[start of GIVEN RECORDS]

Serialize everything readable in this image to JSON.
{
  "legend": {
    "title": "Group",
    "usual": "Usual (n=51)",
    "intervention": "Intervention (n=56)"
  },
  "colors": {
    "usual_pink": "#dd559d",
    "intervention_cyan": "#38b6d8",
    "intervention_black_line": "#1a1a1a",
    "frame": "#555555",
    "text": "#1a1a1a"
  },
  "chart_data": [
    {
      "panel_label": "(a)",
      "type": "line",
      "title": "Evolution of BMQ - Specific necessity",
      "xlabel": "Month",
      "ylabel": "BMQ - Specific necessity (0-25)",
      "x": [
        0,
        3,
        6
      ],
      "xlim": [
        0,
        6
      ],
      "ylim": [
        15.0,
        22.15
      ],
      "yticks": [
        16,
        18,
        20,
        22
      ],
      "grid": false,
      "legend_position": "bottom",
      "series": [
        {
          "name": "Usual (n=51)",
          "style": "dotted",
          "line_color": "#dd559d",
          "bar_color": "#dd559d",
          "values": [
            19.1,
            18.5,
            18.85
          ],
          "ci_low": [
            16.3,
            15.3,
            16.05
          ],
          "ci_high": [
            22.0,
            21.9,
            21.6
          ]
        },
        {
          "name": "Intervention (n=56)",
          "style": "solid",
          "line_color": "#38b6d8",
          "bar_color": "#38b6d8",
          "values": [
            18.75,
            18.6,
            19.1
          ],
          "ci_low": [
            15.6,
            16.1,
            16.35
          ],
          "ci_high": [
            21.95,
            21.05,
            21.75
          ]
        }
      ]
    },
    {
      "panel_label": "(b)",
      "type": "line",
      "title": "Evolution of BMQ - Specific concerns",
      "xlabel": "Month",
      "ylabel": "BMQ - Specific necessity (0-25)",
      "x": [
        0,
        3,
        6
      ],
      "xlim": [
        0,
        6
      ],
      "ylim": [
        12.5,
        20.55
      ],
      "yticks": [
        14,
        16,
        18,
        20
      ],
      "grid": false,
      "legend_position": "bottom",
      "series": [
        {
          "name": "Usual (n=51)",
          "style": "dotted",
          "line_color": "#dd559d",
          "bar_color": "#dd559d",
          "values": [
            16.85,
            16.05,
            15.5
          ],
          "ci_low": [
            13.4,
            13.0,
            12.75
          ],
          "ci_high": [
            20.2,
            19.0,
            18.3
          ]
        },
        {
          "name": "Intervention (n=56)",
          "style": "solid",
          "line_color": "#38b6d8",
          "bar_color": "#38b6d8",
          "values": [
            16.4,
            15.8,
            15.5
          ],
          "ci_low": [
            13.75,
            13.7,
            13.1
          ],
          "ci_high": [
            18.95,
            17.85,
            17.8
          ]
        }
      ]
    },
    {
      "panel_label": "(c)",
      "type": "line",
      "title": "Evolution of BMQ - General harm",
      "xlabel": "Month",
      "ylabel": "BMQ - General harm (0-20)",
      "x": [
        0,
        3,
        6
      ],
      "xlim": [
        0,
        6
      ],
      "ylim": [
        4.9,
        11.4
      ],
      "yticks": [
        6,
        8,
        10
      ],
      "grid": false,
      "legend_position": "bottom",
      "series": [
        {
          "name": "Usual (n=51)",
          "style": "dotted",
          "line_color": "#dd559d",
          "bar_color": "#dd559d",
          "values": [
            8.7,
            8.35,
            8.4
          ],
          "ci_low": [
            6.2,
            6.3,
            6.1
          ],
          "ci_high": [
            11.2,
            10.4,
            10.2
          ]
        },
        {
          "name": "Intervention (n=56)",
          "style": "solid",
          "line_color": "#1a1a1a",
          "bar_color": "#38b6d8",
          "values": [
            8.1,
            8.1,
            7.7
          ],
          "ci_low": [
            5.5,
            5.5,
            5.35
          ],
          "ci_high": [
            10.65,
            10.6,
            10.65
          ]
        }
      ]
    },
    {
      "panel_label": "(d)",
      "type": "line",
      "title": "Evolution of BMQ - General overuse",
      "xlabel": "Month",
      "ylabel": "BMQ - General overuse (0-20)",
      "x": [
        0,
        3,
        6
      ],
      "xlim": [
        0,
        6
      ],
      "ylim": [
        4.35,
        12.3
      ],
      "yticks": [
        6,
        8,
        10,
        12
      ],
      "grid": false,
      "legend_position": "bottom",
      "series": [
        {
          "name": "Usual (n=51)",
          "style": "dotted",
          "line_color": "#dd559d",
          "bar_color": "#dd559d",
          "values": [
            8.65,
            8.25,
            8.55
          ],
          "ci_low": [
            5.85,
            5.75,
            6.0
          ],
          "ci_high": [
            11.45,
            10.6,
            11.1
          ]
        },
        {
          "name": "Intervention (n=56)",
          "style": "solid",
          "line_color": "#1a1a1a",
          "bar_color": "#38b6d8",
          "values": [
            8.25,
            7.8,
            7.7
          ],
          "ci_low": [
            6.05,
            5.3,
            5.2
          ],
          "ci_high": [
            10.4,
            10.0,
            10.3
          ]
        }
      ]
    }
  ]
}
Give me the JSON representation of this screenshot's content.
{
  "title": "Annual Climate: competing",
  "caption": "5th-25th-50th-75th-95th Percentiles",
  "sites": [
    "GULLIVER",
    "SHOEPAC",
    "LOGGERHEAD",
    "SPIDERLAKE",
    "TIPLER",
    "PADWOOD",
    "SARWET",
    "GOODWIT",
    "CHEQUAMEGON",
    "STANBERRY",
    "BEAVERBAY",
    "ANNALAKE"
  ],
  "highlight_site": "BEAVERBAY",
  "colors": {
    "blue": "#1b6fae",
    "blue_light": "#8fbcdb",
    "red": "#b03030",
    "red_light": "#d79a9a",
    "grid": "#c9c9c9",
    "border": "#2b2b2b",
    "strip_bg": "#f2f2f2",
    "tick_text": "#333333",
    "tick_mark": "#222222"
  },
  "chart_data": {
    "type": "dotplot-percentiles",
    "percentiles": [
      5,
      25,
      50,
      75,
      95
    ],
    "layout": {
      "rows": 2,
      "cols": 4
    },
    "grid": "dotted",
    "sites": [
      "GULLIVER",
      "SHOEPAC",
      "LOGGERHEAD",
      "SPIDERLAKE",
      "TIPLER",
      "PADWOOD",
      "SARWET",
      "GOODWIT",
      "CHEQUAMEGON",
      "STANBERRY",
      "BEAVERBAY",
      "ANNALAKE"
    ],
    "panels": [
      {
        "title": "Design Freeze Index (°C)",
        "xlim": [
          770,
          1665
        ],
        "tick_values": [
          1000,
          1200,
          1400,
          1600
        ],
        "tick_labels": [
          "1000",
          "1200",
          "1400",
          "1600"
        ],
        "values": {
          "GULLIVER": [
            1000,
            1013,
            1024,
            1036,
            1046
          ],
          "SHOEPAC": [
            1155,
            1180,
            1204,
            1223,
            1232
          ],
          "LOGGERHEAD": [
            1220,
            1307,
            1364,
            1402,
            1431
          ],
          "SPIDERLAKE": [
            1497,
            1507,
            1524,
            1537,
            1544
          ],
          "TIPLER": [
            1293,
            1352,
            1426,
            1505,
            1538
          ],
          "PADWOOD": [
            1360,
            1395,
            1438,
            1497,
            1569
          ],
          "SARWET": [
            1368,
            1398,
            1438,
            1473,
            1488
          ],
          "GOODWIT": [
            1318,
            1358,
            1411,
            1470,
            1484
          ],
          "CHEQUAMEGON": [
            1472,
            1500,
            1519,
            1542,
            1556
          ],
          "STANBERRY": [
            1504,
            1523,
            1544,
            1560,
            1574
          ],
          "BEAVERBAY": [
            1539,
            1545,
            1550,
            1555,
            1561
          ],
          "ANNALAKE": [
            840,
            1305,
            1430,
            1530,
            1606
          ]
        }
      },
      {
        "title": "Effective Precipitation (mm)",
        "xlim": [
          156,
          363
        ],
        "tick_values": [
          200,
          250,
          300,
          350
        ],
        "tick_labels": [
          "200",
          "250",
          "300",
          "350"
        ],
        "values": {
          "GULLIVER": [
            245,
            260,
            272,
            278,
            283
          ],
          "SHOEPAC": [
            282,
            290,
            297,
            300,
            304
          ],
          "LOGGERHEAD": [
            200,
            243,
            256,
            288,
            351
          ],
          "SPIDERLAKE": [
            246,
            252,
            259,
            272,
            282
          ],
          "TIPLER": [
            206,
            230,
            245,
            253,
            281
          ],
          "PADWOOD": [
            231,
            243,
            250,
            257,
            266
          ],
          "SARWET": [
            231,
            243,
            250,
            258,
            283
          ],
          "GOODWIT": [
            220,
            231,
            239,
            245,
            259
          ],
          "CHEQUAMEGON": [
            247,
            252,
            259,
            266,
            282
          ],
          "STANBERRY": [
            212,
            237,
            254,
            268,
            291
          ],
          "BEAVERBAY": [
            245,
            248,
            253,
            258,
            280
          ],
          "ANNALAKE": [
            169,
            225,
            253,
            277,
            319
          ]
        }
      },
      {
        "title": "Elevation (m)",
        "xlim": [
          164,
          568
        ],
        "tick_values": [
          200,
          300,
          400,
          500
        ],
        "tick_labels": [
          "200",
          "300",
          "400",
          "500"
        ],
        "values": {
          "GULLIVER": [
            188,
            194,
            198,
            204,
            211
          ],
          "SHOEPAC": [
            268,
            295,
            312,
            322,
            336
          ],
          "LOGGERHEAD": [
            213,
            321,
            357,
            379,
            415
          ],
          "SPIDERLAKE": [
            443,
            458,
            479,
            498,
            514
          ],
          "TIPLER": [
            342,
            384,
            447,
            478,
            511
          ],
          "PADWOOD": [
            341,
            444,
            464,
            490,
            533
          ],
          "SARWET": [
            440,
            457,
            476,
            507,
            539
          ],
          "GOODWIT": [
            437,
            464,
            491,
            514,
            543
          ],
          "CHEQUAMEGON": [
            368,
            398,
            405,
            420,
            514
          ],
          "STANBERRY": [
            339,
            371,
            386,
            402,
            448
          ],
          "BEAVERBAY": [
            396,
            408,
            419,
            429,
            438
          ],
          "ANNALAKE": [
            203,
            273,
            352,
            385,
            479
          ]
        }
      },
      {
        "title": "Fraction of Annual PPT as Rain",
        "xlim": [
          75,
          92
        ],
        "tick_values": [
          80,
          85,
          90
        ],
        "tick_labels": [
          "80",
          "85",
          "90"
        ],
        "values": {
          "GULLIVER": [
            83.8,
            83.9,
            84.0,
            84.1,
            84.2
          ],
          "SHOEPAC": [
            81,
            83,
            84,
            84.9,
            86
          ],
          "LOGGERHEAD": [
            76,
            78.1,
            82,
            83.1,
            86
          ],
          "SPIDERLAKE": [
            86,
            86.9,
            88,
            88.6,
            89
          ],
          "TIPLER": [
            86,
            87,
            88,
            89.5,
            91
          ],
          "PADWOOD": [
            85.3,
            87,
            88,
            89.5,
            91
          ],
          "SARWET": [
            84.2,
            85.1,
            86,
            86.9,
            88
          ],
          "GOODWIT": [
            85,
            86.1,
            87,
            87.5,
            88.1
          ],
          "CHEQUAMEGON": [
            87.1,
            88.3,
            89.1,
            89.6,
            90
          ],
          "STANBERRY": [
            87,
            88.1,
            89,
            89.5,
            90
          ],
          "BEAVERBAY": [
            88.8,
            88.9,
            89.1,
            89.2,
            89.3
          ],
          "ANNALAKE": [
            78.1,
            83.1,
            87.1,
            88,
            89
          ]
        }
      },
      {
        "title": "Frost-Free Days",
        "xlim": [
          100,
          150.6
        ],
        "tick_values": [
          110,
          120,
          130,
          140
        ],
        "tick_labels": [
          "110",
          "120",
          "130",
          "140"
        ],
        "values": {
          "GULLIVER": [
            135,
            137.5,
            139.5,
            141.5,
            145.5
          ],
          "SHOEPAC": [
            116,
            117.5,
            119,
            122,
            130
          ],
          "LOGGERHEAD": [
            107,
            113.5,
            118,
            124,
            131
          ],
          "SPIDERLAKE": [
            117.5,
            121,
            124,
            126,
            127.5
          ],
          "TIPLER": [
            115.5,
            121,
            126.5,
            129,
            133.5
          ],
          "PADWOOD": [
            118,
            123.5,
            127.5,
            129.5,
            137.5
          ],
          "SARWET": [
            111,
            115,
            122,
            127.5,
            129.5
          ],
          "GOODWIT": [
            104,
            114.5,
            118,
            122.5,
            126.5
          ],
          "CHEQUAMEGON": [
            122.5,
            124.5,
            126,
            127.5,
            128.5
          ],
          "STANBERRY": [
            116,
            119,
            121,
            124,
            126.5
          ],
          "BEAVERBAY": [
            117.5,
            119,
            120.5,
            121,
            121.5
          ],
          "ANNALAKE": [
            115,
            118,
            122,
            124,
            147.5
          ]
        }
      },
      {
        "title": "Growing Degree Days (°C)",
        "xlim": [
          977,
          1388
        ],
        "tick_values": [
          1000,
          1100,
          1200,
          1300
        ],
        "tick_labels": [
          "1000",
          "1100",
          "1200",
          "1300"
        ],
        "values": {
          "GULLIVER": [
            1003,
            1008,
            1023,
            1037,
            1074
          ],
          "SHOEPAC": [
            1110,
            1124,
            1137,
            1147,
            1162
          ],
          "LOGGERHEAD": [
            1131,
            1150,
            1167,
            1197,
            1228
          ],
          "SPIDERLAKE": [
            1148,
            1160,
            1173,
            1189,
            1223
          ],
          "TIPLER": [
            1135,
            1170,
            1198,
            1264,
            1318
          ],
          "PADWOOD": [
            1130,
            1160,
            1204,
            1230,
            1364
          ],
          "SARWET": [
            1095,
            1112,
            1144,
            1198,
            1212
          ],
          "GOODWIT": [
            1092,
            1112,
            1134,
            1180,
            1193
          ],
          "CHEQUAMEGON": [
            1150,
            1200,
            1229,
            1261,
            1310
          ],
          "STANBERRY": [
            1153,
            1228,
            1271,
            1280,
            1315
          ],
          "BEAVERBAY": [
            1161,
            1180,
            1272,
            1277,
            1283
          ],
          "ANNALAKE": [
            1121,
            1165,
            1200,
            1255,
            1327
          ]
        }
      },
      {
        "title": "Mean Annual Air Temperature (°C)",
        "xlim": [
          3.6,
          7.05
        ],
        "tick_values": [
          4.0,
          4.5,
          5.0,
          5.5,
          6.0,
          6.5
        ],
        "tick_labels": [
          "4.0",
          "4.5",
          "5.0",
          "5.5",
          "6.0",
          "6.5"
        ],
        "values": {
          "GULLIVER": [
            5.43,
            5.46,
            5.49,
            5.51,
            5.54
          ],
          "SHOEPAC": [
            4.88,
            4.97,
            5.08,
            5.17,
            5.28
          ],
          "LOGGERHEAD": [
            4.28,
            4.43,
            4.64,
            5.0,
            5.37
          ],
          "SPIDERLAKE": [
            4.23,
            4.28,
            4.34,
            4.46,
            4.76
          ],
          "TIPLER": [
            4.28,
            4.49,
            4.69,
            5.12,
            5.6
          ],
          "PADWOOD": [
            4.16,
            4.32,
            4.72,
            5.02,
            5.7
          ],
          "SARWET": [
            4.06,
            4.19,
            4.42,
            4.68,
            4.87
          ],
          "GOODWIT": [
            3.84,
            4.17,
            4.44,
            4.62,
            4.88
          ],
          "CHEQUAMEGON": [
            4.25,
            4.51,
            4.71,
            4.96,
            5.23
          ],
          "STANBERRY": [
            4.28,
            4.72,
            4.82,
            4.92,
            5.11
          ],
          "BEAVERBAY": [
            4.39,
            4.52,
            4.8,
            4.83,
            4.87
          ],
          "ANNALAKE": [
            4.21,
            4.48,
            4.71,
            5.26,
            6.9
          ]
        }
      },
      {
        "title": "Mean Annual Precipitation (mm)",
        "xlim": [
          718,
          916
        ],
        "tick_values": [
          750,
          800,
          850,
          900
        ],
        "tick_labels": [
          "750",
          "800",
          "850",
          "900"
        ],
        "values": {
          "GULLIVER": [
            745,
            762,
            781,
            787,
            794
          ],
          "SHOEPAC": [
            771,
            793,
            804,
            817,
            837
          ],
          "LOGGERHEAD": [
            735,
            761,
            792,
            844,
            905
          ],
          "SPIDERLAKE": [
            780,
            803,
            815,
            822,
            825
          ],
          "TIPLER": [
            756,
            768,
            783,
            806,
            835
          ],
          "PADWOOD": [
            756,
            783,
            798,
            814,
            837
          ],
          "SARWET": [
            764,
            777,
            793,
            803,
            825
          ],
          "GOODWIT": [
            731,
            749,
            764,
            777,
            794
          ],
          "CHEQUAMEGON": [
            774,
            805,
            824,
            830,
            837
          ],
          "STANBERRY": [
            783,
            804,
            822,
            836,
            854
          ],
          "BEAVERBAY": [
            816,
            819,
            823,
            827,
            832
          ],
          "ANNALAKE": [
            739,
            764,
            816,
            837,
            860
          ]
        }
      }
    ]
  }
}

[end of GIVEN RECORDS]

*SHORT PROBLEM*:
Examine the data above and state how many of its lines contain the word "this", with no further remarks.

*PROBLEM SOLUTION*:
2